- [EXERCISE REQUIREMENTS] Copy each line that contains the string "title".

- [EXCERPTED RECORDS]

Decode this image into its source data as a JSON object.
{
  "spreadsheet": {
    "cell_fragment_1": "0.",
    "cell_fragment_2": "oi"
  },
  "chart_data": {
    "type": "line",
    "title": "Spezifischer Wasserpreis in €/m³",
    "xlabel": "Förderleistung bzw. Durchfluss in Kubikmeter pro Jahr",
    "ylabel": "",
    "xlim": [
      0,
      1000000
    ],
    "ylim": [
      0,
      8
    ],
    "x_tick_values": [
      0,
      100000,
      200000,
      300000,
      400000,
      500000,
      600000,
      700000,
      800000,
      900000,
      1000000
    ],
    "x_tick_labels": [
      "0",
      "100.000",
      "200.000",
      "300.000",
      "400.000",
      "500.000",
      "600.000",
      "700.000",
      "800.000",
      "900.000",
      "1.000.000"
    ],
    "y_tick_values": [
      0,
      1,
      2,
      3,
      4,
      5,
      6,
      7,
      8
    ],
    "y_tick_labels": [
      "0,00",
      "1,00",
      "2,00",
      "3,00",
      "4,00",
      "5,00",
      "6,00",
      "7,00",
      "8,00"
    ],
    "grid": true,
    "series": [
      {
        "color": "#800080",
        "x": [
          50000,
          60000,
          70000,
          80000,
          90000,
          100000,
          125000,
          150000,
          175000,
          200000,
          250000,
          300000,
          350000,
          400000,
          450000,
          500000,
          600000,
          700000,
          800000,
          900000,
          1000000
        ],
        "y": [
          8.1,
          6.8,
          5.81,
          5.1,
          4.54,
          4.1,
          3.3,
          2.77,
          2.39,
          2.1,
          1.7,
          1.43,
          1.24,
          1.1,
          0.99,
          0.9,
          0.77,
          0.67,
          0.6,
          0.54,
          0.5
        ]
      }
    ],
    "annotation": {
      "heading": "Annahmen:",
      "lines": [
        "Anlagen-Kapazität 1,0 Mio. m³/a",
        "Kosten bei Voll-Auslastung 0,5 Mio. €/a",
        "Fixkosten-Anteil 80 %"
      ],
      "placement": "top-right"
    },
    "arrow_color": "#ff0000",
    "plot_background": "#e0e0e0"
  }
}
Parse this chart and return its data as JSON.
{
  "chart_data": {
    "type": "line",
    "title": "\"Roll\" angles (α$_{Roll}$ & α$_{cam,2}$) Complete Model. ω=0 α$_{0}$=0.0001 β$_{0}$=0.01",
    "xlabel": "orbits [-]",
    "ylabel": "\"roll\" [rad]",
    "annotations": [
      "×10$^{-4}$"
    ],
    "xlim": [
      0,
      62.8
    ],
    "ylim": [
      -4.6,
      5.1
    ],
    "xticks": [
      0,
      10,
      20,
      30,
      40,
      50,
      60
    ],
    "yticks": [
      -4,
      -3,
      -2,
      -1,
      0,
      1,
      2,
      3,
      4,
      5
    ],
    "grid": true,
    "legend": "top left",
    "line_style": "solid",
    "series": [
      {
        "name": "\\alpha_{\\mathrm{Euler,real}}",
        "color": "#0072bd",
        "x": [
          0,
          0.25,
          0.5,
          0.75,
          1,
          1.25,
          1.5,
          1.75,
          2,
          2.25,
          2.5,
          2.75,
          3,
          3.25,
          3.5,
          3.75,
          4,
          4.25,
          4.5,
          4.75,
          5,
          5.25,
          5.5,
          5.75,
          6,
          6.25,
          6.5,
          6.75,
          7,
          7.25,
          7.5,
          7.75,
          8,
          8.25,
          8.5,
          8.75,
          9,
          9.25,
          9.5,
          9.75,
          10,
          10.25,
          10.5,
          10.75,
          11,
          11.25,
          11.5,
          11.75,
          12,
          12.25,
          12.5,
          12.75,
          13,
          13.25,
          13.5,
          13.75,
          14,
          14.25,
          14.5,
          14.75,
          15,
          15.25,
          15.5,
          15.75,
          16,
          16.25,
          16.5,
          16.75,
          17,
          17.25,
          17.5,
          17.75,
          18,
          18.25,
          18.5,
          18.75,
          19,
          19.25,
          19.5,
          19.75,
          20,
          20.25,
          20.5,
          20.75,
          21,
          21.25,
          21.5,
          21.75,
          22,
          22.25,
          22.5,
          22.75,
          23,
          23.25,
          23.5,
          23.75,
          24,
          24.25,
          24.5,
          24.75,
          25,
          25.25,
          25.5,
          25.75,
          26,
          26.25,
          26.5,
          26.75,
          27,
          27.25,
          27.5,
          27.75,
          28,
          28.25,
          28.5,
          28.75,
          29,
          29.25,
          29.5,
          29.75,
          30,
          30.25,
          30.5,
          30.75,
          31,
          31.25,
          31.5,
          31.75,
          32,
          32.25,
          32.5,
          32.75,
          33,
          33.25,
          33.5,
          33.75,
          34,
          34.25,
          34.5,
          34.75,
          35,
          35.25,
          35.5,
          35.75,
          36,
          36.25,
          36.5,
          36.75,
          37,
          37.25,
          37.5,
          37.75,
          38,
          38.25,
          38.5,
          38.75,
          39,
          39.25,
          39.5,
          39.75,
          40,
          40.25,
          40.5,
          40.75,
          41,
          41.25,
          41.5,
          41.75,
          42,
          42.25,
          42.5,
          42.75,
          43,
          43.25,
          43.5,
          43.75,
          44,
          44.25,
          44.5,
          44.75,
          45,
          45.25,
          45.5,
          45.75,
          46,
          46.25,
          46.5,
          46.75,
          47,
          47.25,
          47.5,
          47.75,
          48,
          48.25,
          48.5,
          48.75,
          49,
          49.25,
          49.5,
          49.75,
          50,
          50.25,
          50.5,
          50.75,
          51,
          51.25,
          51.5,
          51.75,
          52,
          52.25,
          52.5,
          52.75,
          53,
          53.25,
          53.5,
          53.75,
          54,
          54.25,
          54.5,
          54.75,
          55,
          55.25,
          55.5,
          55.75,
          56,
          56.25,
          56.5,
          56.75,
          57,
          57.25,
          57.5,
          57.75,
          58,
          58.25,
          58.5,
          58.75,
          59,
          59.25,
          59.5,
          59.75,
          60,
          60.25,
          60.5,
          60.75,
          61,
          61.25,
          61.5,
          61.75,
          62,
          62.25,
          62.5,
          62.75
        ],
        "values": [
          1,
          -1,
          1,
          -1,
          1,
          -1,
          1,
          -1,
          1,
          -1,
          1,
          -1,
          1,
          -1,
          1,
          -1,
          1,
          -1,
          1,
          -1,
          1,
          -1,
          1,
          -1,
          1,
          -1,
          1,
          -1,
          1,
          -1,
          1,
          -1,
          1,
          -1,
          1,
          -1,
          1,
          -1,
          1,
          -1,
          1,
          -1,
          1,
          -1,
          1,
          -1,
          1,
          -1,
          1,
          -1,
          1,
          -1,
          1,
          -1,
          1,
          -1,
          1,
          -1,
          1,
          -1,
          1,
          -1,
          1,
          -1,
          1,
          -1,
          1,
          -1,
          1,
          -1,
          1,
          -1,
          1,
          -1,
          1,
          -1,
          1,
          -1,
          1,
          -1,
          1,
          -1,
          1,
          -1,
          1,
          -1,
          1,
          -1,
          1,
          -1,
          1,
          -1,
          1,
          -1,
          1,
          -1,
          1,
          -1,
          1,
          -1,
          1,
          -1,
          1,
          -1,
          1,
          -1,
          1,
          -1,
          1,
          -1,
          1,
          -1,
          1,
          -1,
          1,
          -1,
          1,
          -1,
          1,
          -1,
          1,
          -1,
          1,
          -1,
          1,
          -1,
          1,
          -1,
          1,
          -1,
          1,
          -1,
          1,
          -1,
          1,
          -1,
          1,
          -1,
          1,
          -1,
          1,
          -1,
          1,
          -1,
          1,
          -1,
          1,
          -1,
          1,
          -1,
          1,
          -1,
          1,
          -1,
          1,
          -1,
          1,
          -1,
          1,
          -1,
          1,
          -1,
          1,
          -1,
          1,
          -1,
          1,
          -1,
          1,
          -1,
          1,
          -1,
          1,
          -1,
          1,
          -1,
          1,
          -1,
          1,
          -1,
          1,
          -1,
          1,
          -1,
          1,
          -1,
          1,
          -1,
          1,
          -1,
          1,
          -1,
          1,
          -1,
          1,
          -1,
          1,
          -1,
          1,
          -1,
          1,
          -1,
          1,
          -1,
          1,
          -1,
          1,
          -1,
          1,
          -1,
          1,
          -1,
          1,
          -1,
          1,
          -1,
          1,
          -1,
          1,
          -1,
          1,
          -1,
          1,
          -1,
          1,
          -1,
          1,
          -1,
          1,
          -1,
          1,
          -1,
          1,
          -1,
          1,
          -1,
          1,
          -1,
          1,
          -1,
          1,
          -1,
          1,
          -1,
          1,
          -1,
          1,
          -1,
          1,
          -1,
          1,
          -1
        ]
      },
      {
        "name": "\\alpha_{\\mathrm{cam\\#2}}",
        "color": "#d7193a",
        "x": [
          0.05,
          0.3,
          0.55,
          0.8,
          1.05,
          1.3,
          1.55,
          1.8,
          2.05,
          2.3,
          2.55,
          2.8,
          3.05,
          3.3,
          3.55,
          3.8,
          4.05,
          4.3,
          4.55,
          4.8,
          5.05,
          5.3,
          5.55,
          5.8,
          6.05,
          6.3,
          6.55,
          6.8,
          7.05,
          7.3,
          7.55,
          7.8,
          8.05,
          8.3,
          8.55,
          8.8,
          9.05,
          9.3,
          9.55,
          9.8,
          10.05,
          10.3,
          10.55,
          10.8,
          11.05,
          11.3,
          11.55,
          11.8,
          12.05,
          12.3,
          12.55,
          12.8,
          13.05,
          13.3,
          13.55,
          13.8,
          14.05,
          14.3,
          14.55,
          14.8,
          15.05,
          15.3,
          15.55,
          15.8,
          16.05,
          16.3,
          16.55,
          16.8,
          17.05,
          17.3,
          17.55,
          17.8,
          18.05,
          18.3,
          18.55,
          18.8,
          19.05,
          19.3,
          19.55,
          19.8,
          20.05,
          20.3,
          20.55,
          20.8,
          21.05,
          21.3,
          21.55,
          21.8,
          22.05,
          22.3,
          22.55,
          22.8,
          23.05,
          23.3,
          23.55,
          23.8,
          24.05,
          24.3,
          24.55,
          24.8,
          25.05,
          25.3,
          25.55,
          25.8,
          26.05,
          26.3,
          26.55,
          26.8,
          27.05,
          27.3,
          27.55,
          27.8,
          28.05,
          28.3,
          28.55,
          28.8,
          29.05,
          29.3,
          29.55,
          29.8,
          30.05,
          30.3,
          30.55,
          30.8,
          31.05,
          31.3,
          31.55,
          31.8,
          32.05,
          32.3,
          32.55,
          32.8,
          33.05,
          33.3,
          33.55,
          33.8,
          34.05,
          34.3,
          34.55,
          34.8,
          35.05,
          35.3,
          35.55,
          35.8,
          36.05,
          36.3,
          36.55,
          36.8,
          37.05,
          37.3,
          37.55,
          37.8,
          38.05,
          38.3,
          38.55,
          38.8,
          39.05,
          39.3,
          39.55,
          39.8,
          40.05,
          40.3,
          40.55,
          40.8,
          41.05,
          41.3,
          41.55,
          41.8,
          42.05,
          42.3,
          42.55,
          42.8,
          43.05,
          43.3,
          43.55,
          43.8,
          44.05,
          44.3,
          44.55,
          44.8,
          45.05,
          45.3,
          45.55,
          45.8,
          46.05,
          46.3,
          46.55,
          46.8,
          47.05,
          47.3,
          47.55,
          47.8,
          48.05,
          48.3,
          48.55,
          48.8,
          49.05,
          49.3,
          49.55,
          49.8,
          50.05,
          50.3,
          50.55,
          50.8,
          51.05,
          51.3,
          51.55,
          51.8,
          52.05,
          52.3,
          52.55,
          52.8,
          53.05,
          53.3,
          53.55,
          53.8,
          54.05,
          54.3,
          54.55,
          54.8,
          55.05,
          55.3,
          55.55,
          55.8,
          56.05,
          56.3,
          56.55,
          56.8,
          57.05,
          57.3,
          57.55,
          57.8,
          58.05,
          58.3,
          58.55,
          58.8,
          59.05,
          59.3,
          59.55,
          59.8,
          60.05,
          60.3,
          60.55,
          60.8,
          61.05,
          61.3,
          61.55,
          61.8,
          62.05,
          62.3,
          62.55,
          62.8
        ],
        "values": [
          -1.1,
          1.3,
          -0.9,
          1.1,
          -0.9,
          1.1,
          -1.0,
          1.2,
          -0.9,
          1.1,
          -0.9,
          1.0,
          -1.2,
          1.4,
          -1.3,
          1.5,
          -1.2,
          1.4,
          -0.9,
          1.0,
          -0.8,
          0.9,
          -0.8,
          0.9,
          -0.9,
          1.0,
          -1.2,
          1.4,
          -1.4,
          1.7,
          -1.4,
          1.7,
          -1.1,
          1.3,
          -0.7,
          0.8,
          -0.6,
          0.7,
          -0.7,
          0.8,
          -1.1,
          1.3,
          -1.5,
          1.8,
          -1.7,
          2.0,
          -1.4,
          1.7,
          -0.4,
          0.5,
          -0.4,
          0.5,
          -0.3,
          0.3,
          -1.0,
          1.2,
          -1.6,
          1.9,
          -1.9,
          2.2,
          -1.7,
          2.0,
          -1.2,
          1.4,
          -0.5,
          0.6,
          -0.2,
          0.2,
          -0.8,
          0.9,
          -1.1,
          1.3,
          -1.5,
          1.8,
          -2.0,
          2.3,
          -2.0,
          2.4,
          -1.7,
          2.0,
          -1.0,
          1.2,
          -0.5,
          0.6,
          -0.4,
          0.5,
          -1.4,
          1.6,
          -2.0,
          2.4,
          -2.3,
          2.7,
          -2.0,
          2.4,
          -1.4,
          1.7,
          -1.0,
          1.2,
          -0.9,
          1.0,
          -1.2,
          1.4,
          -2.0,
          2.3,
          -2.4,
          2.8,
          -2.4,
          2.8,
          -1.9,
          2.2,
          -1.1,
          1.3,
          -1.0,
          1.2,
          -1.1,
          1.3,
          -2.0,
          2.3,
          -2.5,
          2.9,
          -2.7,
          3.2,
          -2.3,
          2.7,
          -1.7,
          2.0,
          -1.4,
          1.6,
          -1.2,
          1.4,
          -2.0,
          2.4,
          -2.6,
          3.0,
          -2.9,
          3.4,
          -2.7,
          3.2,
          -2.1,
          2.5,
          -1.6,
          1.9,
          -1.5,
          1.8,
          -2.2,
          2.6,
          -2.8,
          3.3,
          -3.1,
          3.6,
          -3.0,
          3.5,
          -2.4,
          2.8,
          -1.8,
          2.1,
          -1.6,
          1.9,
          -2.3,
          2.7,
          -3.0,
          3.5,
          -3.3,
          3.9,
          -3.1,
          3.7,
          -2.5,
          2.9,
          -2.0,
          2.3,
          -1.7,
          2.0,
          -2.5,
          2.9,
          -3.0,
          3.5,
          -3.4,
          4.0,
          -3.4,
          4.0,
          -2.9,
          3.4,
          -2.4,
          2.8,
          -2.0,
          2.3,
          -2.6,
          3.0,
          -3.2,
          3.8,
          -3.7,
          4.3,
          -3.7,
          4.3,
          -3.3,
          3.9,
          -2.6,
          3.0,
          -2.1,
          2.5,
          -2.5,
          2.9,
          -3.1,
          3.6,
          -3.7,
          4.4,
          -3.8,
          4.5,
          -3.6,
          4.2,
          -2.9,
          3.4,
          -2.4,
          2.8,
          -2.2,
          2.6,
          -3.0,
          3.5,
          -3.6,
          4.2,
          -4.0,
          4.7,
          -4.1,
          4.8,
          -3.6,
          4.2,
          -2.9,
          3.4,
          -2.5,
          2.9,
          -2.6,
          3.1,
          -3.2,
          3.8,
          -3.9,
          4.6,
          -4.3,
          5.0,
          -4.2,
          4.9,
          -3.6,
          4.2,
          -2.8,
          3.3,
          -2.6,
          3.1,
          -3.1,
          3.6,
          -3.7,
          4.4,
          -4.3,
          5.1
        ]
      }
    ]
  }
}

- [TASK RESULT]
    "title": "Spezifischer Wasserpreis in €/m³",
    "title": "\"Roll\" angles (α$_{Roll}$ & α$_{cam,2}$) Complete Model. ω=0 α$_{0}$=0.0001 β$_{0}$=0.01",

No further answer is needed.